◆ EXERCISE TASK: Which lines in the records below contain the word "Economic"? Copy each one out.

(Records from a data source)
........

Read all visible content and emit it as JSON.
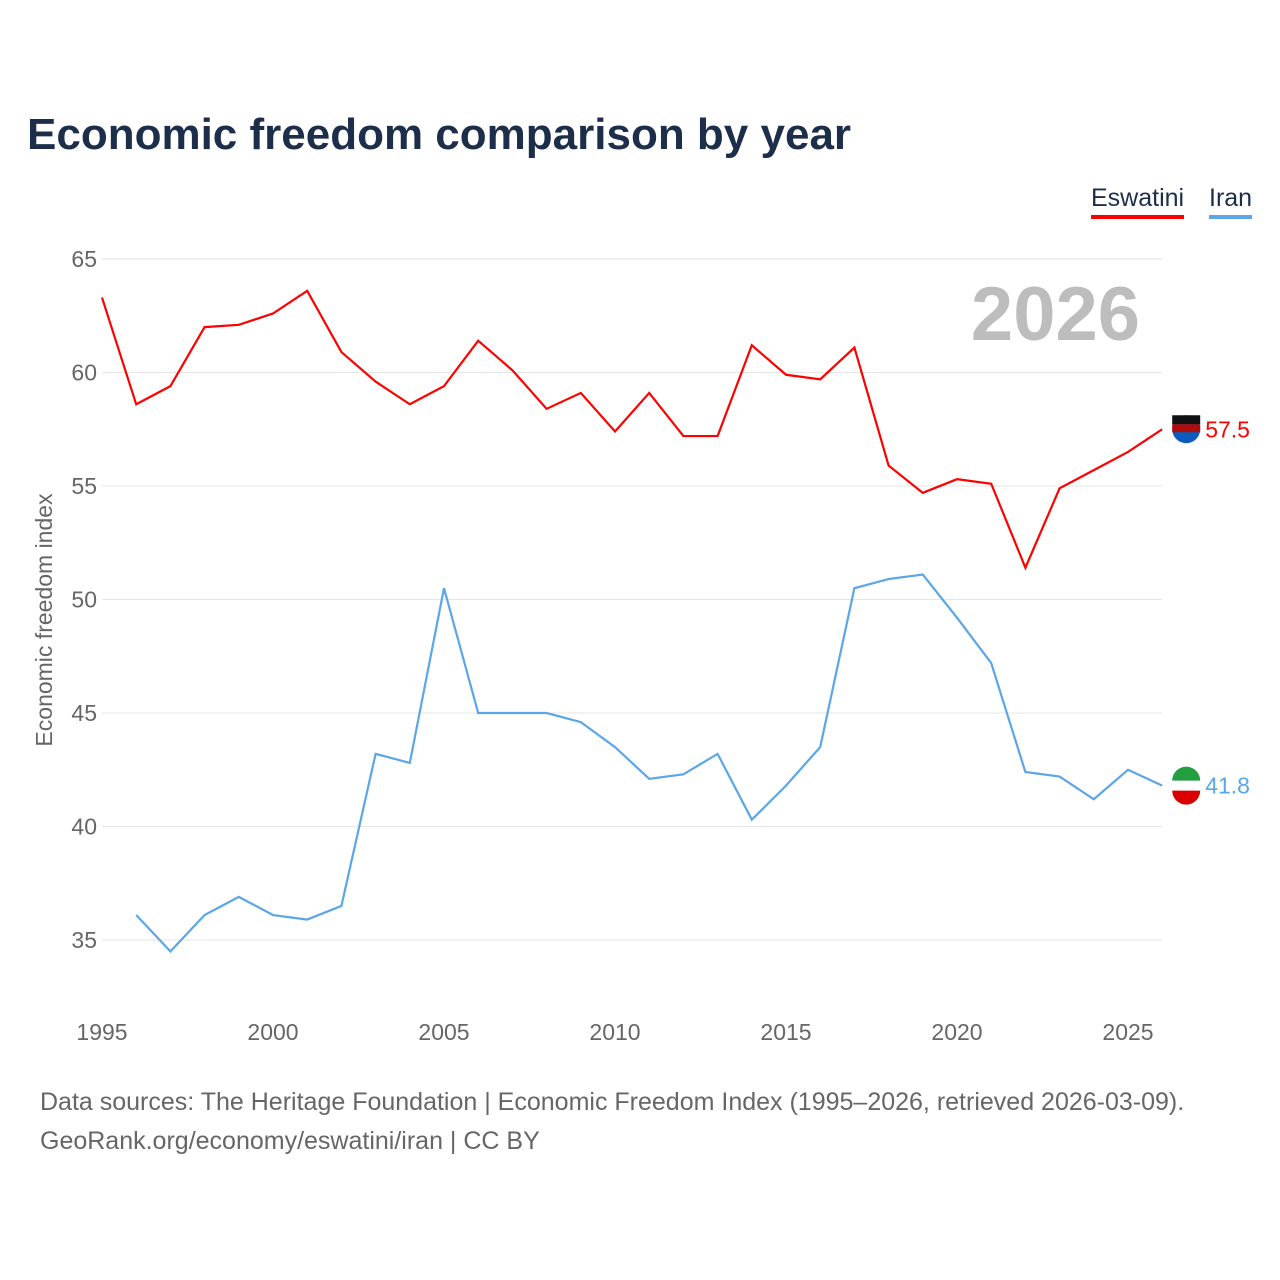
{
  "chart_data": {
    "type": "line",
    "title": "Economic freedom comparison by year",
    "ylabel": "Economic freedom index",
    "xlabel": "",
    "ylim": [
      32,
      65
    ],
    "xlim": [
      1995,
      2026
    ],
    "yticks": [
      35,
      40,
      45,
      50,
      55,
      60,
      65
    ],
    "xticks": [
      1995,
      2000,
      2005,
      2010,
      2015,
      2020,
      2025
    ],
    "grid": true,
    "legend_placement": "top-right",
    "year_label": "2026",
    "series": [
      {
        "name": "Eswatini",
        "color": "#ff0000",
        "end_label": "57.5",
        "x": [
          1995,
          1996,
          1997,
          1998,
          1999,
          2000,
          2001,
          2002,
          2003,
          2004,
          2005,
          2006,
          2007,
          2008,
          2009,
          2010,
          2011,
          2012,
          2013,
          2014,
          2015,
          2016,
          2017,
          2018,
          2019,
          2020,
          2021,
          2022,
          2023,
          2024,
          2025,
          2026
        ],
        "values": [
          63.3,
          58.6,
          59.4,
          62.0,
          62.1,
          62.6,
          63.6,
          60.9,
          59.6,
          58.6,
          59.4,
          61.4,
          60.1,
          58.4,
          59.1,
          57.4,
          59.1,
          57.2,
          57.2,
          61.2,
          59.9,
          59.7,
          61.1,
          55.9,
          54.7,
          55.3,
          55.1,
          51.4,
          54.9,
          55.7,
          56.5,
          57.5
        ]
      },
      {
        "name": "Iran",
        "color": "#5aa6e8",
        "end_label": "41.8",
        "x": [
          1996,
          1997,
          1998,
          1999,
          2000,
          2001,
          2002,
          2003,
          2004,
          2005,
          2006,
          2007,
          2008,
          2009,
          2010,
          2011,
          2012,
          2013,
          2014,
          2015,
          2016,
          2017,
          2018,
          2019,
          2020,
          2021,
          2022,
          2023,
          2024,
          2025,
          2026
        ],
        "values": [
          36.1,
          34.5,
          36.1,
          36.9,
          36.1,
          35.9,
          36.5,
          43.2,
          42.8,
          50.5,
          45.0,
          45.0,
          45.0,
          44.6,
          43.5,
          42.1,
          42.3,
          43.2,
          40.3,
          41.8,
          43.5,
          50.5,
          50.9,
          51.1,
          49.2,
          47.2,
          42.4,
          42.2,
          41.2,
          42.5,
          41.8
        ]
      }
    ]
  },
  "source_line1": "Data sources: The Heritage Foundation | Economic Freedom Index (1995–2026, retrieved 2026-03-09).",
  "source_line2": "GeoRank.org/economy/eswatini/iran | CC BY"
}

........

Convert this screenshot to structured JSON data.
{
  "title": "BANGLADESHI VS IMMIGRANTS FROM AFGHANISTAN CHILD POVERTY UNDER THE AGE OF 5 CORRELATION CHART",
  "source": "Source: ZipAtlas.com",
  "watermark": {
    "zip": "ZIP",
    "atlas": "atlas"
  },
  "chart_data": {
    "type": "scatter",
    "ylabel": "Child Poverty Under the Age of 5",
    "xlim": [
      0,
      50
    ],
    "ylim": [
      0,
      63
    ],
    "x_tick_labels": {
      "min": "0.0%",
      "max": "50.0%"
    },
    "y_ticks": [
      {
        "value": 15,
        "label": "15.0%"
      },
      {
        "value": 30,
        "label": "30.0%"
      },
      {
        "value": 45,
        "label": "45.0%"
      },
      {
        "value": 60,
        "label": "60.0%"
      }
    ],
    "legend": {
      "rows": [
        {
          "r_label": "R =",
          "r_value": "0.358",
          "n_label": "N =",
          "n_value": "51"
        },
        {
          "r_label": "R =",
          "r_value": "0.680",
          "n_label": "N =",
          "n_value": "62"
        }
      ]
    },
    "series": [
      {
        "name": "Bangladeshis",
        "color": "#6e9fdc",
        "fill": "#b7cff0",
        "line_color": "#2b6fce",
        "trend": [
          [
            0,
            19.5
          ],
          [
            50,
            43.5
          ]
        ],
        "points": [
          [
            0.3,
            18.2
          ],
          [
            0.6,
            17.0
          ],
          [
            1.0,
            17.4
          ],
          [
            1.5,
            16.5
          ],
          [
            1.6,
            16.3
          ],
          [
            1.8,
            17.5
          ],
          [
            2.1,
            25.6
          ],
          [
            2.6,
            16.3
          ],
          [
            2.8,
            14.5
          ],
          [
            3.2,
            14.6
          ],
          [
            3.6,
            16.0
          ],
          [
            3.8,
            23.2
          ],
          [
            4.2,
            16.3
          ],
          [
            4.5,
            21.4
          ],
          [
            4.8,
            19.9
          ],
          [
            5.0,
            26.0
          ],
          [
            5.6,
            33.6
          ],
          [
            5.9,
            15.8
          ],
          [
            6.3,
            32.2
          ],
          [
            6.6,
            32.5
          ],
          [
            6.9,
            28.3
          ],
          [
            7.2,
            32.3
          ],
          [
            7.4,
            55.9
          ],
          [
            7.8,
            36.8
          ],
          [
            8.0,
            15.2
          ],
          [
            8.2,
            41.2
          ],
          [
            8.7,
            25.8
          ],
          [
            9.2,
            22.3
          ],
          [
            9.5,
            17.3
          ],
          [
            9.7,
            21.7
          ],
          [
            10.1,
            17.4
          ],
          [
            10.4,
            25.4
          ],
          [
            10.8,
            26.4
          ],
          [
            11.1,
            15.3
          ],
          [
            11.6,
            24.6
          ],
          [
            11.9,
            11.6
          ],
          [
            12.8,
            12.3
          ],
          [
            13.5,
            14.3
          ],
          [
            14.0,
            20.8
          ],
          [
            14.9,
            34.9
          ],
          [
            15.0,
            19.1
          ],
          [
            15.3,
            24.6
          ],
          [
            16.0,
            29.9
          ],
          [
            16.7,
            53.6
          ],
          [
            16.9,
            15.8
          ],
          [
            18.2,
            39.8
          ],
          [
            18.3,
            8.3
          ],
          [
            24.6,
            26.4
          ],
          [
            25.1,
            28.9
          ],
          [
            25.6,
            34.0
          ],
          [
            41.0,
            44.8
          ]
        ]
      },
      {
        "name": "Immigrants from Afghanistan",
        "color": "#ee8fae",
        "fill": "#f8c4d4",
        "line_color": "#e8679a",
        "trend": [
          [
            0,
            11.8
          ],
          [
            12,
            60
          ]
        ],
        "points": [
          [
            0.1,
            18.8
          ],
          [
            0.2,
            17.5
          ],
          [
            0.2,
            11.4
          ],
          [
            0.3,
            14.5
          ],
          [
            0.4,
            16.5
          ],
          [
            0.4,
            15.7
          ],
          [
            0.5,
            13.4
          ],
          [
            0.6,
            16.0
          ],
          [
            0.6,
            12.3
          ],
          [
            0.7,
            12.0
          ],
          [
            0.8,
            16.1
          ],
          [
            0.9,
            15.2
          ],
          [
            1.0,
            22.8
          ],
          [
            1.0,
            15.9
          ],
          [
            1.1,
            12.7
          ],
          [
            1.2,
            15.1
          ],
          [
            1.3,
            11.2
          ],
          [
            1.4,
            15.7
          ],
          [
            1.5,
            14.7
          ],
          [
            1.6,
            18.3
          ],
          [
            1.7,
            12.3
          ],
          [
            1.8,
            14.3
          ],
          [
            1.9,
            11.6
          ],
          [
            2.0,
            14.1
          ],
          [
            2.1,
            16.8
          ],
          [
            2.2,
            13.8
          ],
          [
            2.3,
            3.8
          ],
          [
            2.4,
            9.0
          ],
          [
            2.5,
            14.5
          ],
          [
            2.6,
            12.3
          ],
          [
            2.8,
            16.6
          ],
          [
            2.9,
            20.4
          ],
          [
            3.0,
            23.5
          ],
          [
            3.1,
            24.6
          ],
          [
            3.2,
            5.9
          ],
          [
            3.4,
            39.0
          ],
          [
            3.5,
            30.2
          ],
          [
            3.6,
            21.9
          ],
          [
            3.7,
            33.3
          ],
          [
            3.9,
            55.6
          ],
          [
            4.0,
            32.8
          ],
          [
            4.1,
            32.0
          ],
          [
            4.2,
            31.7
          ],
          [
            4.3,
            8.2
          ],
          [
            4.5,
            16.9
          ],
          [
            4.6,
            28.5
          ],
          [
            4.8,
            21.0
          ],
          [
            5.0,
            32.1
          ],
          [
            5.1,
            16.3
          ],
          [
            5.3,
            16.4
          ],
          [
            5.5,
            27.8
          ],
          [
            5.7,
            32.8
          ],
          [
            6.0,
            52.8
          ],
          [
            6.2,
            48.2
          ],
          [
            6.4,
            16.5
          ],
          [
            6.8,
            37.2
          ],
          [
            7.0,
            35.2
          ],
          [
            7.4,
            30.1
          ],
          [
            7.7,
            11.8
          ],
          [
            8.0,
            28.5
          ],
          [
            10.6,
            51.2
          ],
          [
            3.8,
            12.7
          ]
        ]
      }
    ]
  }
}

........

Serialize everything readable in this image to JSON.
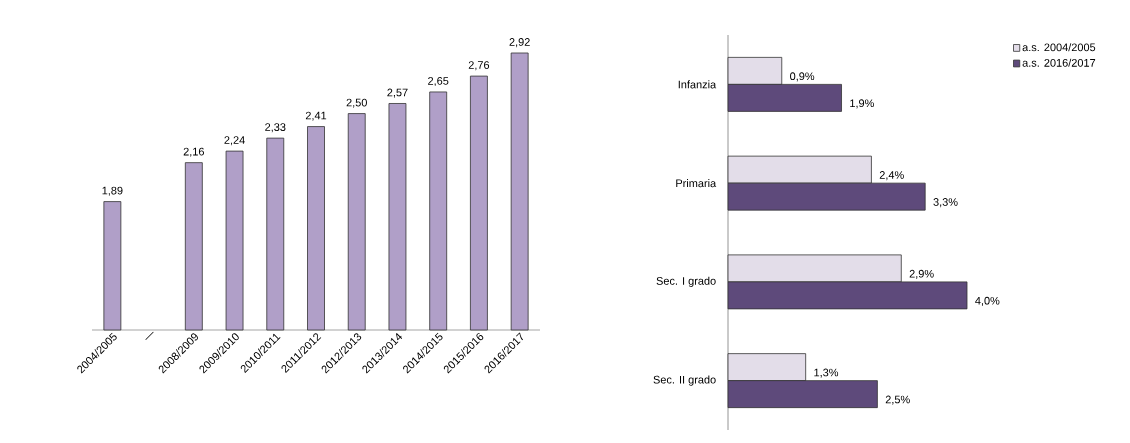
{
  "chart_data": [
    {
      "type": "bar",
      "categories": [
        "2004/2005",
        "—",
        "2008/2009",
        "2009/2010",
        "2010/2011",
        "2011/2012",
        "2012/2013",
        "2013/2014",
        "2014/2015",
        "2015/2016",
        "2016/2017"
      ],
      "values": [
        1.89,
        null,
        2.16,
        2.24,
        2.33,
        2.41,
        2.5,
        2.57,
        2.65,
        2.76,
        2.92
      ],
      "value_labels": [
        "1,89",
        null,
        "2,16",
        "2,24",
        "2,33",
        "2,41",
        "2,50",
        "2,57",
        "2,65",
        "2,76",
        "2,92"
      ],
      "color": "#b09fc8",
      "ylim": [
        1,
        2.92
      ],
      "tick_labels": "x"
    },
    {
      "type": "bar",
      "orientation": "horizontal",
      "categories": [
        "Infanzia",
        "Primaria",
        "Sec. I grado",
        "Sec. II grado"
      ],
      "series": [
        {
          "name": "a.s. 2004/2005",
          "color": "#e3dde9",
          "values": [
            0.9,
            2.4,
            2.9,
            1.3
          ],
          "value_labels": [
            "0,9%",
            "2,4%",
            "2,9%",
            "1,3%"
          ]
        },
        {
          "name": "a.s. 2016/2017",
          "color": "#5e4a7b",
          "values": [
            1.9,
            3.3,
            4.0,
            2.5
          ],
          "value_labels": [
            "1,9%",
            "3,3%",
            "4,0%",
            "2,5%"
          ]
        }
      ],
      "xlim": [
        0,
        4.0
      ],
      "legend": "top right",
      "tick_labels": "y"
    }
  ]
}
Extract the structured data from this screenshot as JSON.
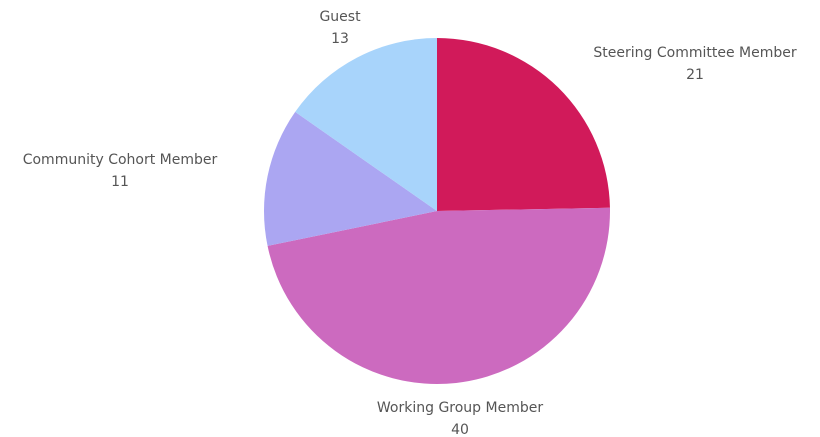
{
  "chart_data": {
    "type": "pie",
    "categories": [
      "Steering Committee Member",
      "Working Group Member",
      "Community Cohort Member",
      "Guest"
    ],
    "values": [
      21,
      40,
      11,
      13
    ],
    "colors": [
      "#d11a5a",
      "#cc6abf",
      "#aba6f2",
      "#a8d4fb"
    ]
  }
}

........

◆ WORKED ANSWER:
    "title": "Economic freedom comparison by year",
    "ylabel": "Economic freedom index",
  "source_line1": "Data sources: The Heritage Foundation | Economic Freedom Index (1995–2026, retrieved 2026-03-09).",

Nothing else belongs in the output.